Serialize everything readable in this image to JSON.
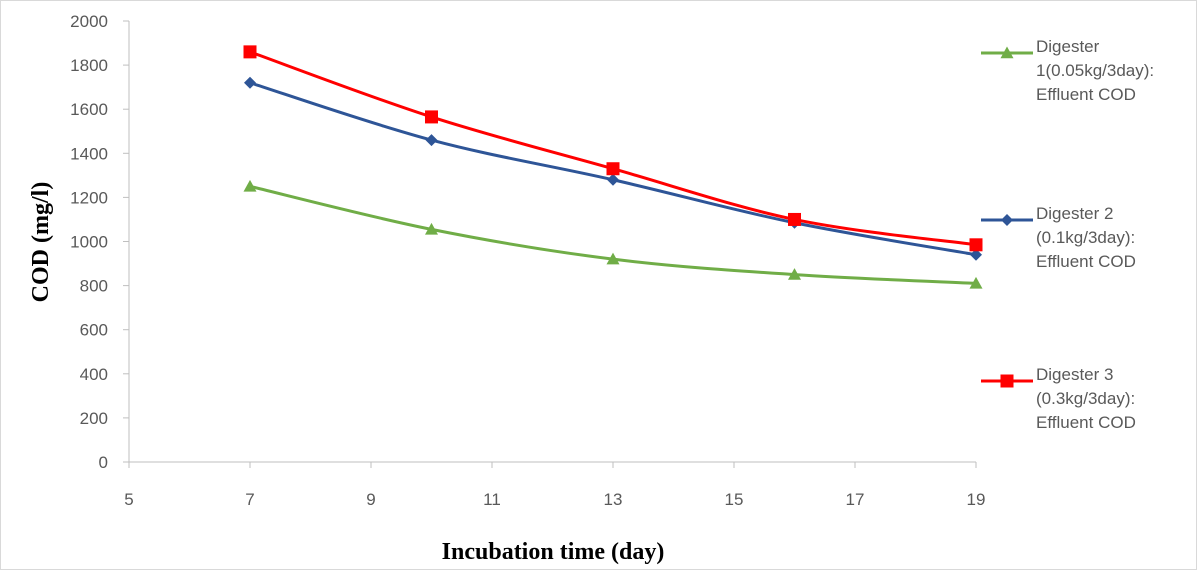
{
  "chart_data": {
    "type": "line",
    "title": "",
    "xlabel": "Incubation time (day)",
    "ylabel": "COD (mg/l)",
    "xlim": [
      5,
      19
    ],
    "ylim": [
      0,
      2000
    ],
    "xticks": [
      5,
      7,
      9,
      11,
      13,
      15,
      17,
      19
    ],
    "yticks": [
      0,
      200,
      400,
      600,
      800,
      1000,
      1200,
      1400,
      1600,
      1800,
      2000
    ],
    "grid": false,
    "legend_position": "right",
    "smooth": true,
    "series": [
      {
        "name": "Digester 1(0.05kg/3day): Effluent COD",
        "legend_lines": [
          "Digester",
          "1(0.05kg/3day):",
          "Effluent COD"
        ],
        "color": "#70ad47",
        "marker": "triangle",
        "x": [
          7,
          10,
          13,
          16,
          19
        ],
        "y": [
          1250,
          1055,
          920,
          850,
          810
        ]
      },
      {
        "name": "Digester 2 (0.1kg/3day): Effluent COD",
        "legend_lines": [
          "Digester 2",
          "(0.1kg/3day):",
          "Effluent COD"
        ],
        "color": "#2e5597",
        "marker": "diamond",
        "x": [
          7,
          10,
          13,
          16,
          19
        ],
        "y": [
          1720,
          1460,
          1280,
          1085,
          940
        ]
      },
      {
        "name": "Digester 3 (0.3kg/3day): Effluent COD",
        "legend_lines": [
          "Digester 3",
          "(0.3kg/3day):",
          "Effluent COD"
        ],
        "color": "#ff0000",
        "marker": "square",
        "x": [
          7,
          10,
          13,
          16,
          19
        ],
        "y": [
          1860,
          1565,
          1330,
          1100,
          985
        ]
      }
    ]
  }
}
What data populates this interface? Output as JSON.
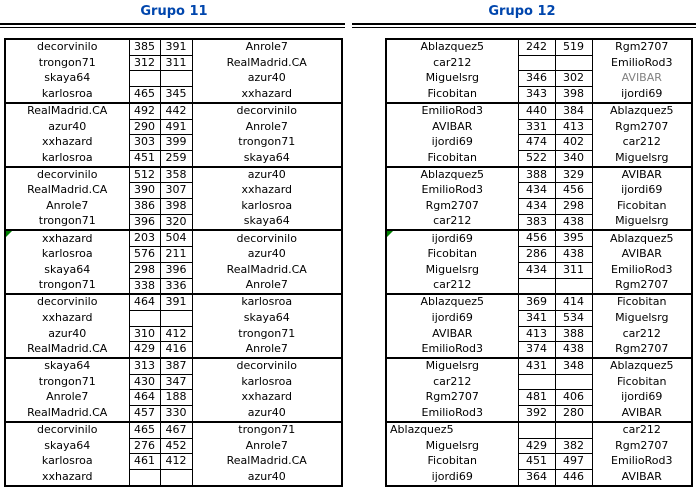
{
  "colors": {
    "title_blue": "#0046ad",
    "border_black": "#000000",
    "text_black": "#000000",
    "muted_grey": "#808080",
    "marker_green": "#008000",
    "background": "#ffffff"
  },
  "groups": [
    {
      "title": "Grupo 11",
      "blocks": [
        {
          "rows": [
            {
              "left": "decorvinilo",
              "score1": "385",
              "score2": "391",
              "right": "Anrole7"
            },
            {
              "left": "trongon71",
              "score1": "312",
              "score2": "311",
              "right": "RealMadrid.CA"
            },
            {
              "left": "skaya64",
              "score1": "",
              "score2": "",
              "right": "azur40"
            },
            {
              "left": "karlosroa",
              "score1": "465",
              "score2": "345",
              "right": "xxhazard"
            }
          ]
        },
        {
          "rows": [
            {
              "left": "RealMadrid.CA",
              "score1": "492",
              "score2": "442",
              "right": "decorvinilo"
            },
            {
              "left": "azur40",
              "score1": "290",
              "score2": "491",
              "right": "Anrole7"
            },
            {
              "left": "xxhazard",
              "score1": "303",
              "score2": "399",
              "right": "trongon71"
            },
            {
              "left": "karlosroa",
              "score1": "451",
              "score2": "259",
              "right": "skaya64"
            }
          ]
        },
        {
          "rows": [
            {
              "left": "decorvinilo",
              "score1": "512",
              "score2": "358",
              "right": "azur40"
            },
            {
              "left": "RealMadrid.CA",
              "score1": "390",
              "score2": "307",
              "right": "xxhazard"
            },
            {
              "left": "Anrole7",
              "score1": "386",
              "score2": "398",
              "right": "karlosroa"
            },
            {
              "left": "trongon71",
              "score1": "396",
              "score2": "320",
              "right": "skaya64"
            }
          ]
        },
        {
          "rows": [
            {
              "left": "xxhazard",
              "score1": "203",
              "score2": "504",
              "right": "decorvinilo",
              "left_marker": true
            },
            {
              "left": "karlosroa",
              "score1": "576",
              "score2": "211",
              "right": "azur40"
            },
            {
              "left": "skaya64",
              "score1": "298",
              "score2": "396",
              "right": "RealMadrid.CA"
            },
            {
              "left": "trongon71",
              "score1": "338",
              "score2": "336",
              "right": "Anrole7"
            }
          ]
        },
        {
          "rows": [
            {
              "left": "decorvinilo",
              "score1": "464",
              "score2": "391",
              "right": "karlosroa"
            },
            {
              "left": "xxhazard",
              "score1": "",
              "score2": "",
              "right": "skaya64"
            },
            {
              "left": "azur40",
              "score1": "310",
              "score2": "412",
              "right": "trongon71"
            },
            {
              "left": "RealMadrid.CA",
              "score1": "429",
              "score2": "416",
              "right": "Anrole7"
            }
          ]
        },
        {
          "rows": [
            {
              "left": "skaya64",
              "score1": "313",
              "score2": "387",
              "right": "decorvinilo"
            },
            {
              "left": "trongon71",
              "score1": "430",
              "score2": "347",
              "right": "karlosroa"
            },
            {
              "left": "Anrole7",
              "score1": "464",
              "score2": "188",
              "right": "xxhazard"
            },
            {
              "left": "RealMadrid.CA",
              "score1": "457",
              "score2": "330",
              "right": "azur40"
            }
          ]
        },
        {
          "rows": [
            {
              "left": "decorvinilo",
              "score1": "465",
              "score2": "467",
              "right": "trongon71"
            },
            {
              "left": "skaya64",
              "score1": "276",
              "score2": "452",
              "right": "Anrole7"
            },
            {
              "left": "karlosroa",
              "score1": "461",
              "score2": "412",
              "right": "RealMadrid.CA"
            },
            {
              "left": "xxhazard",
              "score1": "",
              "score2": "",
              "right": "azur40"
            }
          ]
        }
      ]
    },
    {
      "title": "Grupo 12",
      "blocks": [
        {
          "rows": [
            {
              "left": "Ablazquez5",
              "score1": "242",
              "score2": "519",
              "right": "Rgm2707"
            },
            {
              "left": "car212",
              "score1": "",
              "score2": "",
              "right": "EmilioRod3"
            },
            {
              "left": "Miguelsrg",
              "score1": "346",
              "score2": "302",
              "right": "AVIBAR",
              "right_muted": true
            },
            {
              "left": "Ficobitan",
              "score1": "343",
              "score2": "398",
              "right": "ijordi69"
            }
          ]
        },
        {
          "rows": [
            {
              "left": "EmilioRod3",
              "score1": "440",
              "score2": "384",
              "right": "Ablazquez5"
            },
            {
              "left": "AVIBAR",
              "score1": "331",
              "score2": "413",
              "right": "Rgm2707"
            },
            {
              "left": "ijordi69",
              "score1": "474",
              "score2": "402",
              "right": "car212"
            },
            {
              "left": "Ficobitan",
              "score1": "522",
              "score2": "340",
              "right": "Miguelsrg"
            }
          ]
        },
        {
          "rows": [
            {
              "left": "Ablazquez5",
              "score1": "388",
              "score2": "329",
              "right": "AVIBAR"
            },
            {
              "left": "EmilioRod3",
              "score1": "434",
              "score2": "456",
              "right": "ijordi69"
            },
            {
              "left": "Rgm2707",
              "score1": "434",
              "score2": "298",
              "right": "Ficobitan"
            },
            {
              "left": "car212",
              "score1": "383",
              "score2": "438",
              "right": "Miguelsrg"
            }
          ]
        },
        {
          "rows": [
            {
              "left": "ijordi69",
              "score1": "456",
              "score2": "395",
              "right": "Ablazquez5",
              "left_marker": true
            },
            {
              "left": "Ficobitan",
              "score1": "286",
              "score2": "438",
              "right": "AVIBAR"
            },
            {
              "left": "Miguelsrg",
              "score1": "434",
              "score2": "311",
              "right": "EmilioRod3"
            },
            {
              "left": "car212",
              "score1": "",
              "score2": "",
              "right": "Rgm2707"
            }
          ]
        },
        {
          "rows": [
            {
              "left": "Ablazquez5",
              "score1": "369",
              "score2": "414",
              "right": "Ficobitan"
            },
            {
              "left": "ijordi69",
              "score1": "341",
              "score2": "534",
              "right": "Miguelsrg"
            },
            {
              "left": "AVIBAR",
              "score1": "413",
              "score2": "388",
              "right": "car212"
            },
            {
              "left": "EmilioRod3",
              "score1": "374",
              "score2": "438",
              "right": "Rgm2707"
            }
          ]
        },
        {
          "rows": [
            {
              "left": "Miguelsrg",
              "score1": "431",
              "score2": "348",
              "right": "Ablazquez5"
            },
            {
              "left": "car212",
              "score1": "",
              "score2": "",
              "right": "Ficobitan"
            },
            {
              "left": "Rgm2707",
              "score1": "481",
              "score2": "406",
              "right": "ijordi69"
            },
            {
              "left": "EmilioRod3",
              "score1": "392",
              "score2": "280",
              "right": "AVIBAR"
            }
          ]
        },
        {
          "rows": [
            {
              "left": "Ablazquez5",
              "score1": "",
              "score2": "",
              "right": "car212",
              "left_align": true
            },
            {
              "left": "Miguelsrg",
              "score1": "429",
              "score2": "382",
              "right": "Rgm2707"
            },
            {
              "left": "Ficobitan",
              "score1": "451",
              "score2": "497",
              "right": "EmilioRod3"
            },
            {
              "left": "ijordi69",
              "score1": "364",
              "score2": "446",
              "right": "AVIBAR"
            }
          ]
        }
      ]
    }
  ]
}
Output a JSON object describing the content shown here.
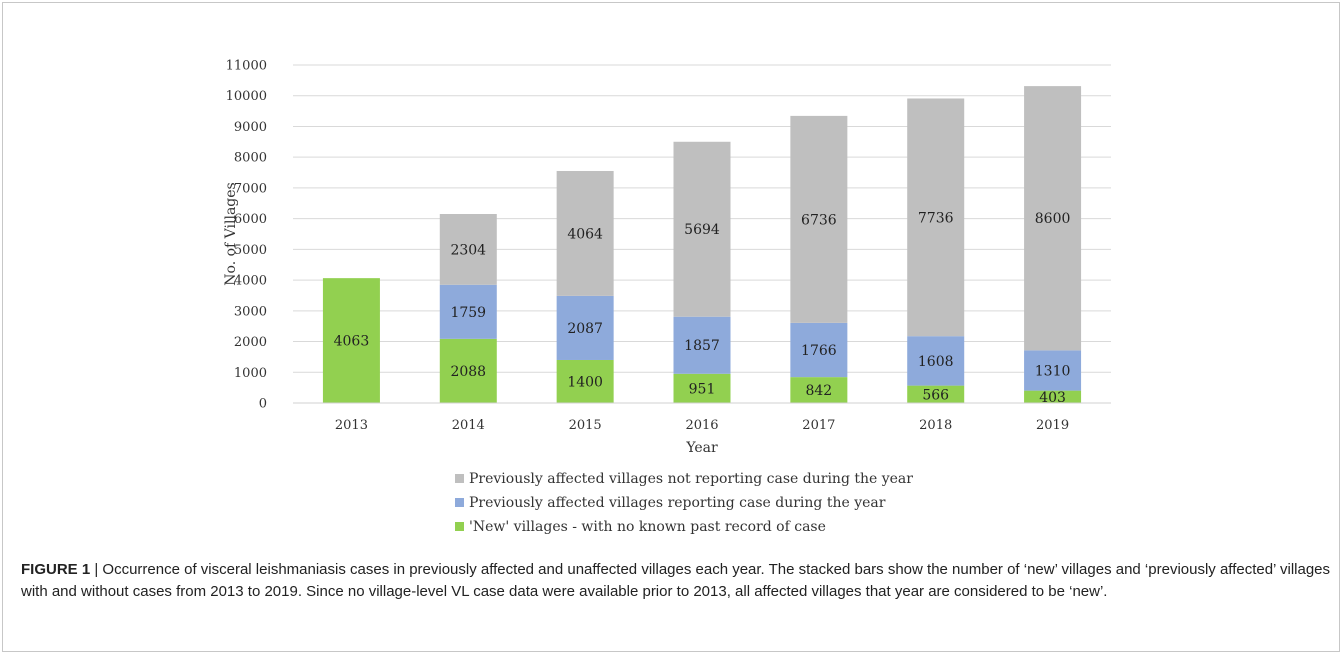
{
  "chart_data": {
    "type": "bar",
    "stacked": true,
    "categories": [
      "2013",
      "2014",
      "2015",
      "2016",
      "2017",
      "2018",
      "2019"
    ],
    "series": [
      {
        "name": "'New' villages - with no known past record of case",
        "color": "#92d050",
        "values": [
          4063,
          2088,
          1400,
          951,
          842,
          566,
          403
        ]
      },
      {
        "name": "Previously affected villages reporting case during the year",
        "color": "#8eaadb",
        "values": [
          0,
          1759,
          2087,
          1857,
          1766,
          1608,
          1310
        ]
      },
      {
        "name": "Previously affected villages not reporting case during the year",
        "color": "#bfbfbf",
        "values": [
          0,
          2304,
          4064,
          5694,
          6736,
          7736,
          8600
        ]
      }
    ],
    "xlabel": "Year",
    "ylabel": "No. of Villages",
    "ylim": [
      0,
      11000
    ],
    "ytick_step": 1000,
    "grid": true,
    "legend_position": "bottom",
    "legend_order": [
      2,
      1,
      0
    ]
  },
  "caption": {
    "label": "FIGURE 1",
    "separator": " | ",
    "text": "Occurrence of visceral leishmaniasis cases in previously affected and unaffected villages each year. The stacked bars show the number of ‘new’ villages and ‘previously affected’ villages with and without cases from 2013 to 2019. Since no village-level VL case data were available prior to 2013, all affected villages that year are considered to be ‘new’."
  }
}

=-=-=

• **Directive**:
Return each full line of the entries that contains the word "case".

• **Answer**:
        "name": "'New' villages - with no known past record of case",
        "name": "Previously affected villages reporting case during the year",
        "name": "Previously affected villages not reporting case during the year",
    "text": "Occurrence of visceral leishmaniasis cases in previously affected and unaffected villages each year. The stacked bars show the number of ‘new’ villages and ‘previously affected’ villages with and without cases from 2013 to 2019. Since no village-level VL case data were available prior to 2013, all affected villages that year are considered to be ‘new’."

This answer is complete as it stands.